▶ _Problem statement_:
Pictures stay out of your copy, but everything else in the records below must be repeated exactly.

Figure content listings:
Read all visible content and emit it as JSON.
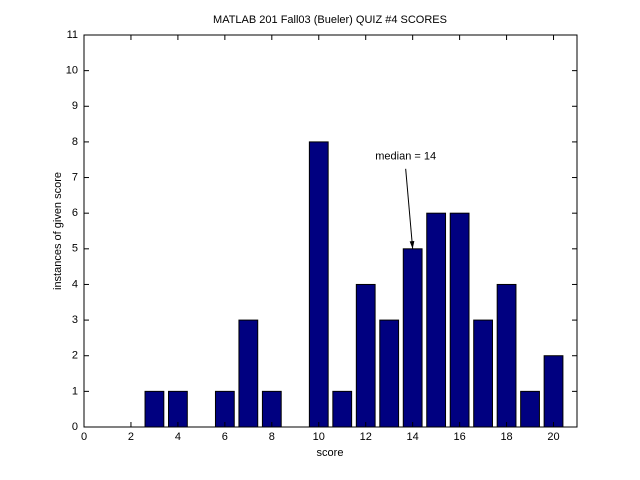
{
  "chart_data": {
    "type": "bar",
    "title": "MATLAB 201 Fall03 (Bueler)    QUIZ #4 SCORES",
    "xlabel": "score",
    "ylabel": "instances of given score",
    "x": [
      3,
      4,
      6,
      7,
      8,
      10,
      11,
      12,
      13,
      14,
      15,
      16,
      17,
      18,
      19,
      20
    ],
    "values": [
      1,
      1,
      1,
      3,
      1,
      8,
      1,
      4,
      3,
      5,
      6,
      6,
      3,
      4,
      1,
      2
    ],
    "color": "#000080",
    "bar_width": 0.8,
    "xlim": [
      0,
      21
    ],
    "xticks": [
      0,
      2,
      4,
      6,
      8,
      10,
      12,
      14,
      16,
      18,
      20
    ],
    "ylim": [
      0,
      11
    ],
    "yticks": [
      0,
      1,
      2,
      3,
      4,
      5,
      6,
      7,
      8,
      9,
      10,
      11
    ],
    "grid": false,
    "annotation": {
      "text": "median = 14",
      "x": 14,
      "y": 5
    }
  }
}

▶ _Exercise answer_:
Read all visible content and emit it as JSON.
{
  "chart_data": {
    "type": "bar",
    "title": "MATLAB 201 Fall03 (Bueler)    QUIZ #4 SCORES",
    "xlabel": "score",
    "ylabel": "instances of given score",
    "x": [
      3,
      4,
      6,
      7,
      8,
      10,
      11,
      12,
      13,
      14,
      15,
      16,
      17,
      18,
      19,
      20
    ],
    "values": [
      1,
      1,
      1,
      3,
      1,
      8,
      1,
      4,
      3,
      5,
      6,
      6,
      3,
      4,
      1,
      2
    ],
    "color": "#000080",
    "bar_width": 0.8,
    "xlim": [
      0,
      21
    ],
    "xticks": [
      0,
      2,
      4,
      6,
      8,
      10,
      12,
      14,
      16,
      18,
      20
    ],
    "ylim": [
      0,
      11
    ],
    "yticks": [
      0,
      1,
      2,
      3,
      4,
      5,
      6,
      7,
      8,
      9,
      10,
      11
    ],
    "grid": false,
    "annotation": {
      "text": "median = 14",
      "x": 14,
      "y": 5
    }
  }
}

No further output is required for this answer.